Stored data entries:

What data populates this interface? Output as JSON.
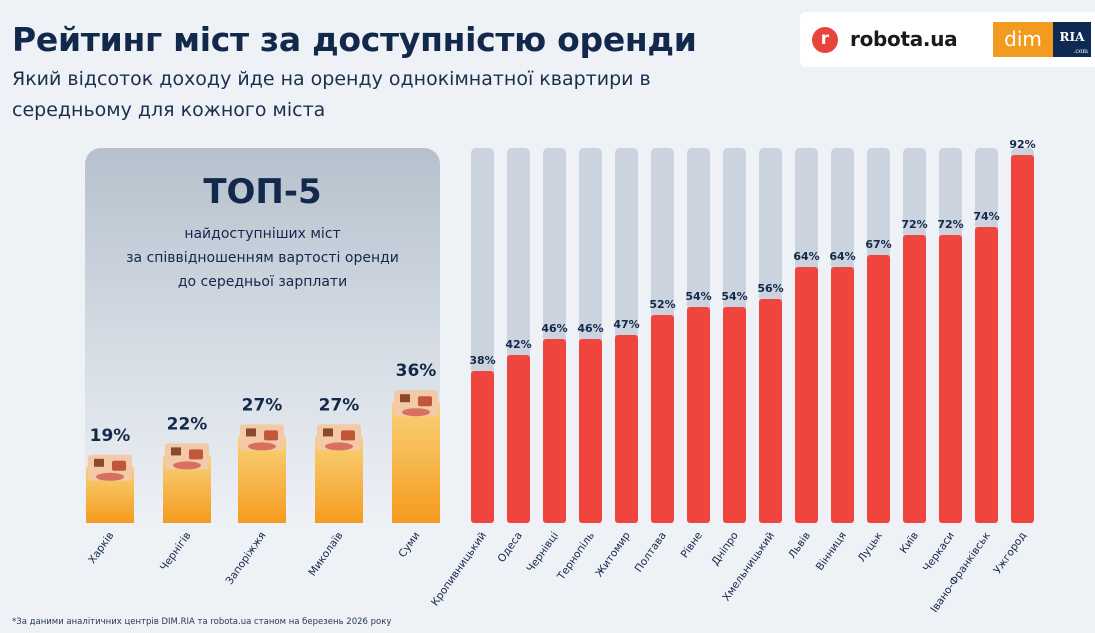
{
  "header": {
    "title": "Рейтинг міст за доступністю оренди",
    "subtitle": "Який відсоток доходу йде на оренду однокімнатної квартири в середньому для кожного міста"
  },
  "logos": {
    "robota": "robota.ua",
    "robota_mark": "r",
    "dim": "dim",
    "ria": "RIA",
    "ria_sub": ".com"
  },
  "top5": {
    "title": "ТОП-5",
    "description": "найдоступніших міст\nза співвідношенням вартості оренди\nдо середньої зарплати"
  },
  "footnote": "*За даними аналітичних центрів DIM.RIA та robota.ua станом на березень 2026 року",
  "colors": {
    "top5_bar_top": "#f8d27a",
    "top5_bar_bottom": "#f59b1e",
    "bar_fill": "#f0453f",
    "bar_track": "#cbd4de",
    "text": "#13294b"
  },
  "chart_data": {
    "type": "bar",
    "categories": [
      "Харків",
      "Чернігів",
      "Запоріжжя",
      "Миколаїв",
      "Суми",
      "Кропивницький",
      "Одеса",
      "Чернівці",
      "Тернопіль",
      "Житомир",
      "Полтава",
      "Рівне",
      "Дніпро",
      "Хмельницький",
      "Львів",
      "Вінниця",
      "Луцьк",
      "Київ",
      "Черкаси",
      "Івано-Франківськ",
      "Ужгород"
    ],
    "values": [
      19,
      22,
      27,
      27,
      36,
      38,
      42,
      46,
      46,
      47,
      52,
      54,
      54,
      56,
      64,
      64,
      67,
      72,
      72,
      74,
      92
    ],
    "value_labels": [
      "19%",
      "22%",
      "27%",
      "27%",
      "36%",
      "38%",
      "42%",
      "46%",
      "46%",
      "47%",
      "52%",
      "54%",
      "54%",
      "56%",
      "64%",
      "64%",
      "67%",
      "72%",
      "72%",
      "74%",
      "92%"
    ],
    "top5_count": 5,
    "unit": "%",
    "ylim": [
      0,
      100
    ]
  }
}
* * *
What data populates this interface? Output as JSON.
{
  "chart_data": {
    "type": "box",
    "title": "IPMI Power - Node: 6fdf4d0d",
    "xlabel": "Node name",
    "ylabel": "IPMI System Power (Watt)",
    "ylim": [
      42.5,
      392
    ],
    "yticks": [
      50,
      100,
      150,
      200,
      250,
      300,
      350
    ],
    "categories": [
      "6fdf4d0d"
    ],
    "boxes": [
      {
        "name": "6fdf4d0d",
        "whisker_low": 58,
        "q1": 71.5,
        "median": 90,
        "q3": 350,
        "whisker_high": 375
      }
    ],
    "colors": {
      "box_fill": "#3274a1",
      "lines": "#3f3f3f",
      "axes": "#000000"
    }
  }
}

## [What the task asks]
Count the lines that hold the string "Node" and state that number alone.

## [Complete answer]
2